Every line that contains the word "this" should be copied out.
•••••
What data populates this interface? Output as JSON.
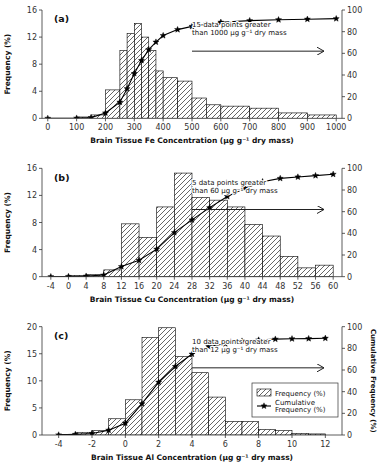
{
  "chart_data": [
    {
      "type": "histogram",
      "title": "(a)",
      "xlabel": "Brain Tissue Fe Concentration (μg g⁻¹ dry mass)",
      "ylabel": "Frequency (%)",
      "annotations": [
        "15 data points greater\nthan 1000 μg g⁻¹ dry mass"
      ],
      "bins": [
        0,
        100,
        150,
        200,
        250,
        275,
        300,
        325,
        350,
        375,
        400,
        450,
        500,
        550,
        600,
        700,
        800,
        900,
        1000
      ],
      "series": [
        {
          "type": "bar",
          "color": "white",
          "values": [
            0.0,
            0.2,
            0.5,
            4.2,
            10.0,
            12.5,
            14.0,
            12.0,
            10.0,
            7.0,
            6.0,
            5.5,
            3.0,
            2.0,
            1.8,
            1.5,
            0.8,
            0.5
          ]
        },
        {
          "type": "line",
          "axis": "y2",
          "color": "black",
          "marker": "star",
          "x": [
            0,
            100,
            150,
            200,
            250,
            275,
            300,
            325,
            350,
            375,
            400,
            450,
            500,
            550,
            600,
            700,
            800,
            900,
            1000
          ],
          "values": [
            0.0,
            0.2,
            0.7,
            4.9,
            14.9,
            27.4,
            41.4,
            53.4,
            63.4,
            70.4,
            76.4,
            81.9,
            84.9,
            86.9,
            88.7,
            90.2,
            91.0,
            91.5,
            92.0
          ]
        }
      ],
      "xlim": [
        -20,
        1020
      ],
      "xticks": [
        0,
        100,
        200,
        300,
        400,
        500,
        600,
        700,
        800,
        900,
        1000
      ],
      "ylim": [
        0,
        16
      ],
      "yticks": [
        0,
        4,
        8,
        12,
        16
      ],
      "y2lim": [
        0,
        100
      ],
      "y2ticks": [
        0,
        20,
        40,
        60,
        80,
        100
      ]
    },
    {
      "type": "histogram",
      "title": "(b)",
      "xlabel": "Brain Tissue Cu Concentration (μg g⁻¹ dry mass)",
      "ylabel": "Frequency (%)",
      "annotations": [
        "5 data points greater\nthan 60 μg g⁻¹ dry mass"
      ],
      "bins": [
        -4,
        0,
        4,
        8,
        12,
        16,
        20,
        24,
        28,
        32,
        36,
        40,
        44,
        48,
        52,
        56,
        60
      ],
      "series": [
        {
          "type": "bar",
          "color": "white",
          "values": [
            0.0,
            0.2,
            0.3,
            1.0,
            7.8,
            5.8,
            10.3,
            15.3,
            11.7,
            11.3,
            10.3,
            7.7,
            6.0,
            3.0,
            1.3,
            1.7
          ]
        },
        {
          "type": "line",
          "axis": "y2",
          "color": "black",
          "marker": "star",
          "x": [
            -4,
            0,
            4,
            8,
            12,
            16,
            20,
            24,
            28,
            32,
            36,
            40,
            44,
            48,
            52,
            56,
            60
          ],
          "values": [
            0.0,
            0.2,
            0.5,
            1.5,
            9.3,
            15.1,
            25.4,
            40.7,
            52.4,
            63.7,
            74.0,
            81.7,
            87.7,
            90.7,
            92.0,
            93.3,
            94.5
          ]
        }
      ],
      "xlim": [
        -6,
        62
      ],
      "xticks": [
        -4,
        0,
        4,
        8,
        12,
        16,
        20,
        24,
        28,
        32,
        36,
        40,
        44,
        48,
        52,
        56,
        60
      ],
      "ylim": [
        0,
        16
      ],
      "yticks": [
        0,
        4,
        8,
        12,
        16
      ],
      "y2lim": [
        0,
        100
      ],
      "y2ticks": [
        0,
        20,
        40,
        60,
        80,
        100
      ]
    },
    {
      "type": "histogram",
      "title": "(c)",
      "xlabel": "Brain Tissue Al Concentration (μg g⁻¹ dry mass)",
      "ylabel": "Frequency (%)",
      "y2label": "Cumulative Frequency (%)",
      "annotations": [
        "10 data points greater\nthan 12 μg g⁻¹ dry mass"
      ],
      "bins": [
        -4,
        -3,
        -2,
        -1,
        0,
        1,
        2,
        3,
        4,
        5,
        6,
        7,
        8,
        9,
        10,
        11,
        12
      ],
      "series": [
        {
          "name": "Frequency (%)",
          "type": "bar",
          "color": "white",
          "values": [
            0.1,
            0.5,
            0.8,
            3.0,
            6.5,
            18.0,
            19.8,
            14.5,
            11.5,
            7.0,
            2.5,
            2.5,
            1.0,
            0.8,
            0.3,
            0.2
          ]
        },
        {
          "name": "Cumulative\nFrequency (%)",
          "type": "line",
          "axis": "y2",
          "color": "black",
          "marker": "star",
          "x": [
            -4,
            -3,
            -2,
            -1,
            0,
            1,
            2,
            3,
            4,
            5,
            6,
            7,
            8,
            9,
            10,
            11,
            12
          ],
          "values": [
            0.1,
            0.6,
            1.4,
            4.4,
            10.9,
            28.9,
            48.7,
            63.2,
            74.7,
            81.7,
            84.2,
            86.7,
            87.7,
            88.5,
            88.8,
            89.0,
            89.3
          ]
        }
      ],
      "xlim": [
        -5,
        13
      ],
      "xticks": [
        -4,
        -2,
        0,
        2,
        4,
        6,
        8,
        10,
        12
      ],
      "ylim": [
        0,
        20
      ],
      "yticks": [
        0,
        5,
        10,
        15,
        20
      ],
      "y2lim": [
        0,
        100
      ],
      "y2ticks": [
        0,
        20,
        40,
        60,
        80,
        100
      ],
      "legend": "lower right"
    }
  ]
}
•••••
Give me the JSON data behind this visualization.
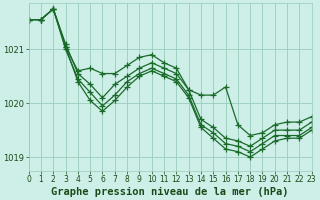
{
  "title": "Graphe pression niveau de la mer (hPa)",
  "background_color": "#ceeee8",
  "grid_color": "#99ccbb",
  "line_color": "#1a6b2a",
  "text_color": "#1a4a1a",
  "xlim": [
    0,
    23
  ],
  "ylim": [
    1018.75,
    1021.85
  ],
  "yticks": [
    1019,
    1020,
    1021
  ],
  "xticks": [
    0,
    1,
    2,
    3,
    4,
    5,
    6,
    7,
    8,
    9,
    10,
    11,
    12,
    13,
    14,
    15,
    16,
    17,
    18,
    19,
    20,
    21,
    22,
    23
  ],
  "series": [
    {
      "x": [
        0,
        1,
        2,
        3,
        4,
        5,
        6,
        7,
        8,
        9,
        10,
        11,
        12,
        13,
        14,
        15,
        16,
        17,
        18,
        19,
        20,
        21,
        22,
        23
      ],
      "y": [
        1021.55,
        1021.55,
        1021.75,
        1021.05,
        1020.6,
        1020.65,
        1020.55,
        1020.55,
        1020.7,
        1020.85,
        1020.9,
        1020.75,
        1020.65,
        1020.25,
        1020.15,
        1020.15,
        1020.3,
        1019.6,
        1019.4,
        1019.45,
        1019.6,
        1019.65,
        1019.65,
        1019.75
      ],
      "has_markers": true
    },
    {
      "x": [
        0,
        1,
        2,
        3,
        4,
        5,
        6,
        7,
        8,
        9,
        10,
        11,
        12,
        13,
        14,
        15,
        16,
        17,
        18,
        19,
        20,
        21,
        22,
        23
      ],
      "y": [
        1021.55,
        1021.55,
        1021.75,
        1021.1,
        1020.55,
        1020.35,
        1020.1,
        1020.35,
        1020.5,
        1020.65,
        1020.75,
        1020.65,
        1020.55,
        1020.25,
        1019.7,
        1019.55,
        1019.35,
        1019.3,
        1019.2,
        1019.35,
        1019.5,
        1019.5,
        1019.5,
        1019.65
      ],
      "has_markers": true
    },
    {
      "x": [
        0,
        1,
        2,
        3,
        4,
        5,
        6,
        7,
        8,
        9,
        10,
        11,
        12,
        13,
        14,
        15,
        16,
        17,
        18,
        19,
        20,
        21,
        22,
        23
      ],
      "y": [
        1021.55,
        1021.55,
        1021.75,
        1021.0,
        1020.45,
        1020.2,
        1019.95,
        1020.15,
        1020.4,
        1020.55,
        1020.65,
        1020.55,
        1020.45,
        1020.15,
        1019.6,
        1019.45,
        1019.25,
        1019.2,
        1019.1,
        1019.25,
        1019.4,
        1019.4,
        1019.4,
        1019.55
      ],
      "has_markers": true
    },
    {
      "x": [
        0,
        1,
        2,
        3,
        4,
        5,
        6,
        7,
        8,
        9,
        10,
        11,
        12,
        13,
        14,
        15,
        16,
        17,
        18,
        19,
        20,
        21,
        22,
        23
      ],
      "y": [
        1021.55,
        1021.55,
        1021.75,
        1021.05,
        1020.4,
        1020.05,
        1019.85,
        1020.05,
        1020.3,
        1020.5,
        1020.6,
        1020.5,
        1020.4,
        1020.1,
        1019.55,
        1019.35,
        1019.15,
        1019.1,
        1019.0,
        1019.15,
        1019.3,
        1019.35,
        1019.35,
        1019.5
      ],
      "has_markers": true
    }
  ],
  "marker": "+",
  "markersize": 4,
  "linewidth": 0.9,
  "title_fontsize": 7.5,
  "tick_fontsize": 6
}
•••••
TASK SOLUTION:
What data populates this interface? Output as JSON.
Give me the JSON data behind this visualization.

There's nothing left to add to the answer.